* [SHORT TASK]:
Copy out every record below, word for word.
· · · · · · ·
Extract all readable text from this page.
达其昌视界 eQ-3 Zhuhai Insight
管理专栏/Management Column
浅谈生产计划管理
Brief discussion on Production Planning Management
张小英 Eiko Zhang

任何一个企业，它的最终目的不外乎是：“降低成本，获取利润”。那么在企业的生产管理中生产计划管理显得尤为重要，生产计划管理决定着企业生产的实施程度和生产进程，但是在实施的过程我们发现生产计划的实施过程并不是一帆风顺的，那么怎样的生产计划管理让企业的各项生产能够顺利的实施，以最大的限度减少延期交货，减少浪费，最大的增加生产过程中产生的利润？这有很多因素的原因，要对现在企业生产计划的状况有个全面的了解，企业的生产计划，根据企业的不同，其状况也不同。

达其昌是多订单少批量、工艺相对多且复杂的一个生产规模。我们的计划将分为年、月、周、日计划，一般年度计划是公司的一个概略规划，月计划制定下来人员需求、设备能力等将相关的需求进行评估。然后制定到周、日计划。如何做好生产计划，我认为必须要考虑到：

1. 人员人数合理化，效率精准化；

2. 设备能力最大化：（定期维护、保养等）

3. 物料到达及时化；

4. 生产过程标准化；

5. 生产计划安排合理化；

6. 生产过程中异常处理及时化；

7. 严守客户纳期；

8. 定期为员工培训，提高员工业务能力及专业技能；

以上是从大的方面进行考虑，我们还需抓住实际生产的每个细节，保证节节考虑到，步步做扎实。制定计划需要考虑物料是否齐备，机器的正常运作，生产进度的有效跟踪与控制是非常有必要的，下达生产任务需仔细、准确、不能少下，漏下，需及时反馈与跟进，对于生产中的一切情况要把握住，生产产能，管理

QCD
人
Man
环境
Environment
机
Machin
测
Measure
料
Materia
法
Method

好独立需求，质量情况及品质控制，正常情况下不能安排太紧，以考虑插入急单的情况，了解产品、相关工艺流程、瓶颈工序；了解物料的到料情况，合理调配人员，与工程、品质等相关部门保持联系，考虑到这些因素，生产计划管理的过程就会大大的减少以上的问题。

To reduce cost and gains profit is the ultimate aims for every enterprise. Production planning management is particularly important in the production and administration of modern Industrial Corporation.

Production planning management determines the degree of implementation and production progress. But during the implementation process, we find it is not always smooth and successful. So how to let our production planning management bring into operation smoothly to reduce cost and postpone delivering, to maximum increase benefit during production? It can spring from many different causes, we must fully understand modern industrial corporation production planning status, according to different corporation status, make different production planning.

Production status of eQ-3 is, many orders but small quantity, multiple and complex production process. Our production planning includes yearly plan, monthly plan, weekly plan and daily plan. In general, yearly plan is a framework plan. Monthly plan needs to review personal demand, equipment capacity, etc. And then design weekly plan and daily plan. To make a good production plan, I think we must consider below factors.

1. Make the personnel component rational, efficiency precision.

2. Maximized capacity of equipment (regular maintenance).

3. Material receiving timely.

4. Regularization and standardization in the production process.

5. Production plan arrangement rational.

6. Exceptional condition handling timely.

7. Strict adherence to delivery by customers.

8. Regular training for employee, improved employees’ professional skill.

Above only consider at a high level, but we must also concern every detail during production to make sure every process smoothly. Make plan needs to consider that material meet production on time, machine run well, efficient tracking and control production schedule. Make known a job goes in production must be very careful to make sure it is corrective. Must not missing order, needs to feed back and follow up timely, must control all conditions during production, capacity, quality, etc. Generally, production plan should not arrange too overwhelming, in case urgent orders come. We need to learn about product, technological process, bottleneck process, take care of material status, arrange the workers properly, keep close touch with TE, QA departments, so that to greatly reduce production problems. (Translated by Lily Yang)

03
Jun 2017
· · · · · · ·
* [COMPLETE ANSWER]:
Extract all readable text from this page.
达其昌视界 eQ-3 Zhuhai Insight
管理专栏/Management Column
浅谈生产计划管理
Brief discussion on Production Planning Management
张小英 Eiko Zhang

任何一个企业，它的最终目的不外乎是：“降低成本，获取利润”。那么在企业的生产管理中生产计划管理显得尤为重要，生产计划管理决定着企业生产的实施程度和生产进程，但是在实施的过程我们发现生产计划的实施过程并不是一帆风顺的，那么怎样的生产计划管理让企业的各项生产能够顺利的实施，以最大的限度减少延期交货，减少浪费，最大的增加生产过程中产生的利润？这有很多因素的原因，要对现在企业生产计划的状况有个全面的了解，企业的生产计划，根据企业的不同，其状况也不同。

达其昌是多订单少批量、工艺相对多且复杂的一个生产规模。我们的计划将分为年、月、周、日计划，一般年度计划是公司的一个概略规划，月计划制定下来人员需求、设备能力等将相关的需求进行评估。然后制定到周、日计划。如何做好生产计划，我认为必须要考虑到：

1. 人员人数合理化，效率精准化；

2. 设备能力最大化：（定期维护、保养等）

3. 物料到达及时化；

4. 生产过程标准化；

5. 生产计划安排合理化；

6. 生产过程中异常处理及时化；

7. 严守客户纳期；

8. 定期为员工培训，提高员工业务能力及专业技能；

以上是从大的方面进行考虑，我们还需抓住实际生产的每个细节，保证节节考虑到，步步做扎实。制定计划需要考虑物料是否齐备，机器的正常运作，生产进度的有效跟踪与控制是非常有必要的，下达生产任务需仔细、准确、不能少下，漏下，需及时反馈与跟进，对于生产中的一切情况要把握住，生产产能，管理

QCD
人
Man
环境
Environment
机
Machin
测
Measure
料
Materia
法
Method

好独立需求，质量情况及品质控制，正常情况下不能安排太紧，以考虑插入急单的情况，了解产品、相关工艺流程、瓶颈工序；了解物料的到料情况，合理调配人员，与工程、品质等相关部门保持联系，考虑到这些因素，生产计划管理的过程就会大大的减少以上的问题。

To reduce cost and gains profit is the ultimate aims for every enterprise. Production planning management is particularly important in the production and administration of modern Industrial Corporation.

Production planning management determines the degree of implementation and production progress. But during the implementation process, we find it is not always smooth and successful. So how to let our production planning management bring into operation smoothly to reduce cost and postpone delivering, to maximum increase benefit during production? It can spring from many different causes, we must fully understand modern industrial corporation production planning status, according to different corporation status, make different production planning.

Production status of eQ-3 is, many orders but small quantity, multiple and complex production process. Our production planning includes yearly plan, monthly plan, weekly plan and daily plan. In general, yearly plan is a framework plan. Monthly plan needs to review personal demand, equipment capacity, etc. And then design weekly plan and daily plan. To make a good production plan, I think we must consider below factors.

1. Make the personnel component rational, efficiency precision.

2. Maximized capacity of equipment (regular maintenance).

3. Material receiving timely.

4. Regularization and standardization in the production process.

5. Production plan arrangement rational.

6. Exceptional condition handling timely.

7. Strict adherence to delivery by customers.

8. Regular training for employee, improved employees’ professional skill.

Above only consider at a high level, but we must also concern every detail during production to make sure every process smoothly. Make plan needs to consider that material meet production on time, machine run well, efficient tracking and control production schedule. Make known a job goes in production must be very careful to make sure it is corrective. Must not missing order, needs to feed back and follow up timely, must control all conditions during production, capacity, quality, etc. Generally, production plan should not arrange too overwhelming, in case urgent orders come. We need to learn about product, technological process, bottleneck process, take care of material status, arrange the workers properly, keep close touch with TE, QA departments, so that to greatly reduce production problems. (Translated by Lily Yang)

03
Jun 2017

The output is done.